-- START LISTING --

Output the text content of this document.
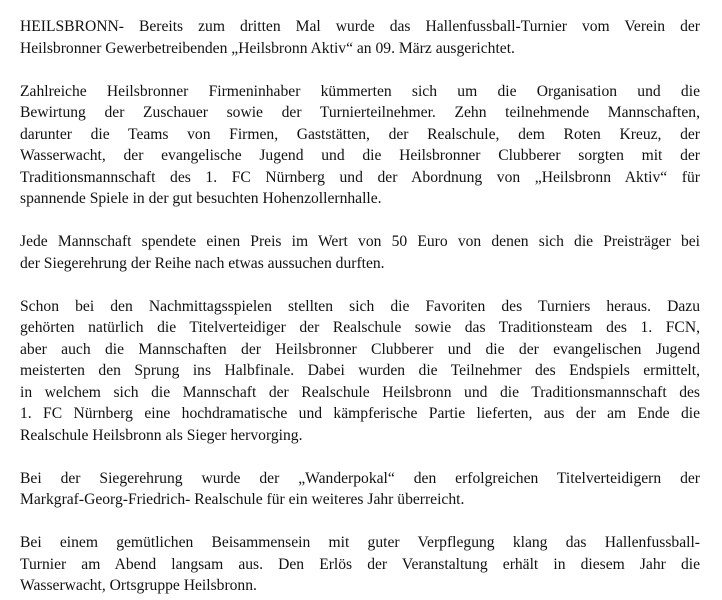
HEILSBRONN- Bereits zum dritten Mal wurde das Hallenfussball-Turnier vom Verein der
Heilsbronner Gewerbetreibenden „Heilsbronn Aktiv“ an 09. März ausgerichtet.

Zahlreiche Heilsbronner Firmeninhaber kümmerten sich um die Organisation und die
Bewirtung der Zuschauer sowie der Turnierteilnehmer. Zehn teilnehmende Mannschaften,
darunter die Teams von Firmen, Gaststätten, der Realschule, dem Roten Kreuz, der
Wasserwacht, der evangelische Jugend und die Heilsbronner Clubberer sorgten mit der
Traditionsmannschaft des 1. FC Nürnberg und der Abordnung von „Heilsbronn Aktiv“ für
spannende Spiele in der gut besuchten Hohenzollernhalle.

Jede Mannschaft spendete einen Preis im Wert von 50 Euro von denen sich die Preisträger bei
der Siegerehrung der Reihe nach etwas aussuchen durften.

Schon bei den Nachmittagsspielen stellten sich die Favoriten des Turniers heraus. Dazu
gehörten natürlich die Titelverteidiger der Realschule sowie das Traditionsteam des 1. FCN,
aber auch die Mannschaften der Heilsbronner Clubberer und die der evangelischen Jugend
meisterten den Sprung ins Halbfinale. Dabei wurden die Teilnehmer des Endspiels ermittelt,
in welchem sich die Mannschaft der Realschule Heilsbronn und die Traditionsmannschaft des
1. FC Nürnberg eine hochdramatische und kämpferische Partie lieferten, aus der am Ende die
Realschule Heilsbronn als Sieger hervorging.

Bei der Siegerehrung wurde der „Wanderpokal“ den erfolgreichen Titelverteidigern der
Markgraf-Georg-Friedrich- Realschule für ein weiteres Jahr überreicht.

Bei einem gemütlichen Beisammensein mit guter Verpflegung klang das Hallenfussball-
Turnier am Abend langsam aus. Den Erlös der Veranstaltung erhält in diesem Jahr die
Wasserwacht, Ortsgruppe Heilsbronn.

-- END LISTING --

◆ THE REQUEST
Excluding the pictures, restate the records above word for word.

◆ EXERCISE SOLUTION
Output the text content of this document.
HEILSBRONN- Bereits zum dritten Mal wurde das Hallenfussball-Turnier vom Verein der
Heilsbronner Gewerbetreibenden „Heilsbronn Aktiv“ an 09. März ausgerichtet.

Zahlreiche Heilsbronner Firmeninhaber kümmerten sich um die Organisation und die
Bewirtung der Zuschauer sowie der Turnierteilnehmer. Zehn teilnehmende Mannschaften,
darunter die Teams von Firmen, Gaststätten, der Realschule, dem Roten Kreuz, der
Wasserwacht, der evangelische Jugend und die Heilsbronner Clubberer sorgten mit der
Traditionsmannschaft des 1. FC Nürnberg und der Abordnung von „Heilsbronn Aktiv“ für
spannende Spiele in der gut besuchten Hohenzollernhalle.

Jede Mannschaft spendete einen Preis im Wert von 50 Euro von denen sich die Preisträger bei
der Siegerehrung der Reihe nach etwas aussuchen durften.

Schon bei den Nachmittagsspielen stellten sich die Favoriten des Turniers heraus. Dazu
gehörten natürlich die Titelverteidiger der Realschule sowie das Traditionsteam des 1. FCN,
aber auch die Mannschaften der Heilsbronner Clubberer und die der evangelischen Jugend
meisterten den Sprung ins Halbfinale. Dabei wurden die Teilnehmer des Endspiels ermittelt,
in welchem sich die Mannschaft der Realschule Heilsbronn und die Traditionsmannschaft des
1. FC Nürnberg eine hochdramatische und kämpferische Partie lieferten, aus der am Ende die
Realschule Heilsbronn als Sieger hervorging.

Bei der Siegerehrung wurde der „Wanderpokal“ den erfolgreichen Titelverteidigern der
Markgraf-Georg-Friedrich- Realschule für ein weiteres Jahr überreicht.

Bei einem gemütlichen Beisammensein mit guter Verpflegung klang das Hallenfussball-
Turnier am Abend langsam aus. Den Erlös der Veranstaltung erhält in diesem Jahr die
Wasserwacht, Ortsgruppe Heilsbronn.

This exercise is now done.